↓↓↓

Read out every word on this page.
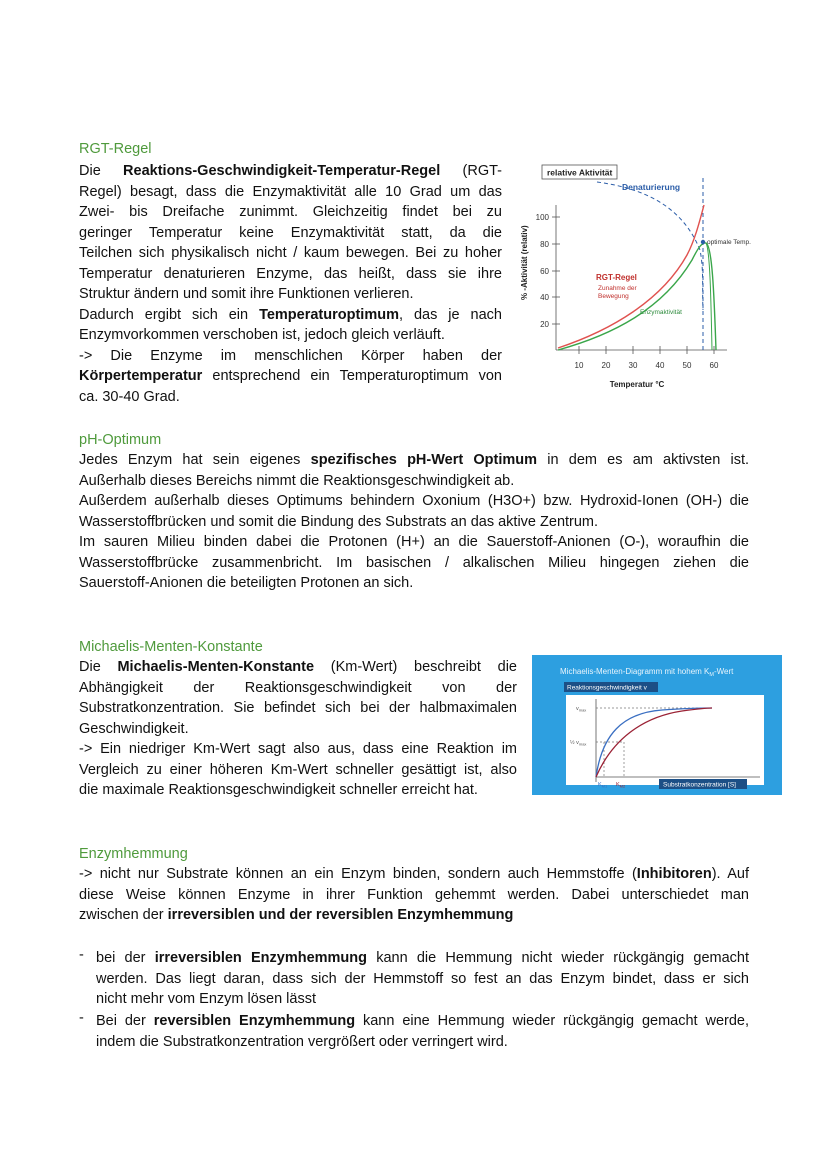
RGT-Regel
Die Reaktions-Geschwindigkeit-Temperatur-Regel (RGT-
Regel) besagt, dass die Enzymaktivität alle 10 Grad um das
Zwei- bis Dreifache zunimmt. Gleichzeitig findet bei zu
geringer Temperatur keine Enzymaktivität statt, da die
Teilchen sich physikalisch nicht / kaum bewegen. Bei zu hoher
Temperatur denaturieren Enzyme, das heißt, dass sie ihre
Struktur ändern und somit ihre Funktionen verlieren.
Dadurch ergibt sich ein Temperaturoptimum, das je nach
Enzymvorkommen verschoben ist, jedoch gleich verläuft.
-> Die Enzyme im menschlichen Körper haben der
Körpertemperatur entsprechend ein Temperaturoptimum von
ca. 30-40 Grad.
relative Aktivität
100
80
60
40
20
10 20 30 40 50 60
Temperatur °C
% -Aktivität (relativ)
Denaturierung
optimale Temp.
RGT-Regel
Zunahme der
Bewegung
Enzymaktivität
pH-Optimum
Jedes Enzym hat sein eigenes spezifisches pH-Wert Optimum in dem es am aktivsten ist.
Außerhalb dieses Bereichs nimmt die Reaktionsgeschwindigkeit ab.
Außerdem außerhalb dieses Optimums behindern Oxonium (H3O+) bzw. Hydroxid-Ionen (OH-) die
Wasserstoffbrücken und somit die Bindung des Substrats an das aktive Zentrum.
Im sauren Milieu binden dabei die Protonen (H+) an die Sauerstoff-Anionen (O-), woraufhin die
Wasserstoffbrücke zusammenbricht. Im basischen / alkalischen Milieu hingegen ziehen die
Sauerstoff-Anionen die beteiligten Protonen an sich.
Michaelis-Menten-Konstante
Die Michaelis-Menten-Konstante (Km-Wert) beschreibt die
Abhängigkeit der Reaktionsgeschwindigkeit von der
Substratkonzentration. Sie befindet sich bei der halbmaximalen
Geschwindigkeit.
-> Ein niedriger Km-Wert sagt also aus, dass eine Reaktion im
Vergleich zu einer höheren Km-Wert schneller gesättigt ist, also
die maximale Reaktionsgeschwindigkeit schneller erreicht hat.
Michaelis-Menten-Diagramm mit hohem $K_M$-Wert
Reaktionsgeschwindigkeit v
$v_{max}$
½ $v_{max}$
$K_{M1}$ $K_{M2}$	Substratkonzentration [S]
Enzymhemmung
-> nicht nur Substrate können an ein Enzym binden, sondern auch Hemmstoffe (Inhibitoren). Auf
diese Weise können Enzyme in ihrer Funktion gehemmt werden. Dabei unterschiedet man
zwischen der irreversiblen und der reversiblen Enzymhemmung
- bei der irreversiblen Enzymhemmung kann die Hemmung nicht wieder rückgängig gemacht
werden. Das liegt daran, dass sich der Hemmstoff so fest an das Enzym bindet, dass er sich
nicht mehr vom Enzym lösen lässt
- Bei der reversiblen Enzymhemmung kann eine Hemmung wieder rückgängig gemacht werde,
indem die Substratkonzentration vergrößert oder verringert wird.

↑↑↑

### What you need to do
Look through the entries above. Extract each line with the word "Reaktionsgeschwindigkeit".

### Answer to this problem
Außerhalb dieses Bereichs nimmt die Reaktionsgeschwindigkeit ab.
Abhängigkeit der Reaktionsgeschwindigkeit von der
die maximale Reaktionsgeschwindigkeit schneller erreicht hat.
Reaktionsgeschwindigkeit v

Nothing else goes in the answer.